• Input rows
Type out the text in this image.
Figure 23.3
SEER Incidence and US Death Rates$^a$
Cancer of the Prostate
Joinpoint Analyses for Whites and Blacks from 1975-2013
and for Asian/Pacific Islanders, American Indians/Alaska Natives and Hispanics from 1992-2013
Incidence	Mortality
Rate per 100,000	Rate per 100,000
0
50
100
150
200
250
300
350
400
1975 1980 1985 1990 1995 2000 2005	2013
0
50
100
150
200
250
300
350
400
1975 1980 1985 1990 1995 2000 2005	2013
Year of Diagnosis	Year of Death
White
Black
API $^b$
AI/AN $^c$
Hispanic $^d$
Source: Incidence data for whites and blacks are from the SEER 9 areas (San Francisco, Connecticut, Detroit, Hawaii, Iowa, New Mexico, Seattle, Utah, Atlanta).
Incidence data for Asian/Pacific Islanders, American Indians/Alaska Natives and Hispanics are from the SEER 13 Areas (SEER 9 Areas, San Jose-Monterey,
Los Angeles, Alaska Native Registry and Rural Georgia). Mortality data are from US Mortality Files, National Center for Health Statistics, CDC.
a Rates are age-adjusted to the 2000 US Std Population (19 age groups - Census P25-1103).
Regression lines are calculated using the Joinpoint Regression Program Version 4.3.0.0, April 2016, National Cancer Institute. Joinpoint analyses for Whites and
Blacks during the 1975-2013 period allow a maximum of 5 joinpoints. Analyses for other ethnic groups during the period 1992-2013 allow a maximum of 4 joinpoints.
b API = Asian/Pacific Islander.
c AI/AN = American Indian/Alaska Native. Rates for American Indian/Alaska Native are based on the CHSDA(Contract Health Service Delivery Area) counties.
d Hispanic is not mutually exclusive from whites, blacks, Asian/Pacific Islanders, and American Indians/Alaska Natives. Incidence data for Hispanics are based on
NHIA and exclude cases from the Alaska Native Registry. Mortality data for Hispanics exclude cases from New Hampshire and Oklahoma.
--
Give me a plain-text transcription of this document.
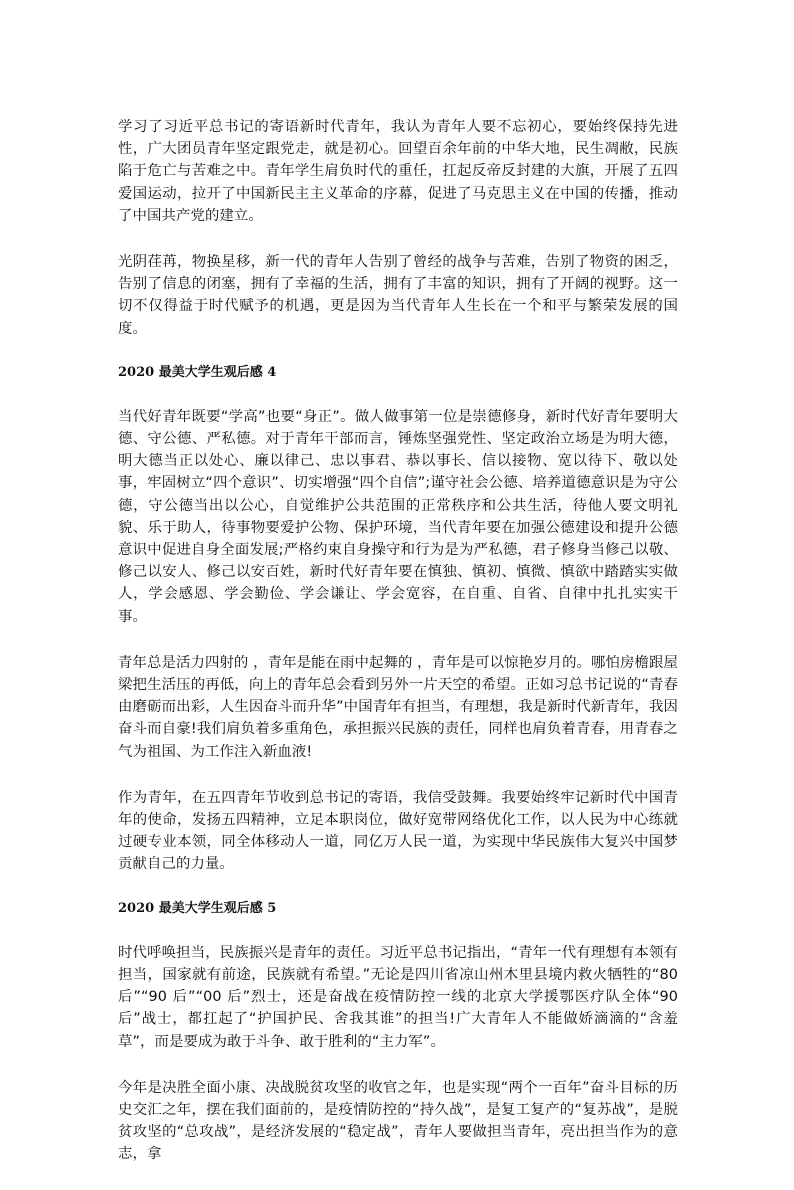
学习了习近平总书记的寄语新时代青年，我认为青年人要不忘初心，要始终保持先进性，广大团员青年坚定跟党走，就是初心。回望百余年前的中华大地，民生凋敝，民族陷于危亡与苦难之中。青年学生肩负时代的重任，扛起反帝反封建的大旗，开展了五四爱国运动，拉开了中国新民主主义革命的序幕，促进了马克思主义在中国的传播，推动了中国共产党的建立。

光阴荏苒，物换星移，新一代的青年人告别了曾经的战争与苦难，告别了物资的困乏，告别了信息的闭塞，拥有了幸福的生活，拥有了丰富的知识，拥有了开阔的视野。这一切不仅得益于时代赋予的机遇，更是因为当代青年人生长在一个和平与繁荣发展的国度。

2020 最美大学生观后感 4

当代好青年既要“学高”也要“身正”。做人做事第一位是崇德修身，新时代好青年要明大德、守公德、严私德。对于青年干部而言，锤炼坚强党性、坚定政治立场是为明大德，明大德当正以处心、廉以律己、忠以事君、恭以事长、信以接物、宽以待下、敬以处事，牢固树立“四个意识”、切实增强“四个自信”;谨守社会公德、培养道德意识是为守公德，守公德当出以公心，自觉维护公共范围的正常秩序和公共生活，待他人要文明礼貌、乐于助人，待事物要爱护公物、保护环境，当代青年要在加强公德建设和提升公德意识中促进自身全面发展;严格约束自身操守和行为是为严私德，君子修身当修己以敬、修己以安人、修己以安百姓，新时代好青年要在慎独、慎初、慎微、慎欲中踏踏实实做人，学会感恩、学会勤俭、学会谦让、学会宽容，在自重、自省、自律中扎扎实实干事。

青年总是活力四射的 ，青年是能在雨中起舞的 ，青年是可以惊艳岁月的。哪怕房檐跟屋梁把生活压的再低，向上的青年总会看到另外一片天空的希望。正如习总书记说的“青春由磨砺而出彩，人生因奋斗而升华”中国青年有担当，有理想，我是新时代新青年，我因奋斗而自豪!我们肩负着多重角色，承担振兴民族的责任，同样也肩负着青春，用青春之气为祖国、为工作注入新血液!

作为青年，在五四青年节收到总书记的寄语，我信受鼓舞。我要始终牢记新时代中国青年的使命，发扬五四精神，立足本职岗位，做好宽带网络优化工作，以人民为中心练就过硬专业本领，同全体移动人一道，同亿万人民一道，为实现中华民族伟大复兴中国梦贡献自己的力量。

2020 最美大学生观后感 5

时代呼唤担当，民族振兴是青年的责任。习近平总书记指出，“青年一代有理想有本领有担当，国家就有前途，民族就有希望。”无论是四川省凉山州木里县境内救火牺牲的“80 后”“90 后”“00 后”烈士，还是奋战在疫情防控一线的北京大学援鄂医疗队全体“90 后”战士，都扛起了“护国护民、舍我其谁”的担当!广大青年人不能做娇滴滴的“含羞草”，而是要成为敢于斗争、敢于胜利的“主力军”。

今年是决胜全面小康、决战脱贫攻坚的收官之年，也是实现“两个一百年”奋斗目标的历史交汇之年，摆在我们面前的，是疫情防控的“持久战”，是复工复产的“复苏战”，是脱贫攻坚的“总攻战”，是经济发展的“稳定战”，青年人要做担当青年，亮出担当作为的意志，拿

• Request
List every line above that contains the word "Pacific".

• Reply
and for Asian/Pacific Islanders, American Indians/Alaska Natives and Hispanics from 1992-2013
Incidence data for Asian/Pacific Islanders, American Indians/Alaska Natives and Hispanics are from the SEER 13 Areas (SEER 9 Areas, San Jose-Monterey,
b API = Asian/Pacific Islander.
d Hispanic is not mutually exclusive from whites, blacks, Asian/Pacific Islanders, and American Indians/Alaska Natives. Incidence data for Hispanics are based on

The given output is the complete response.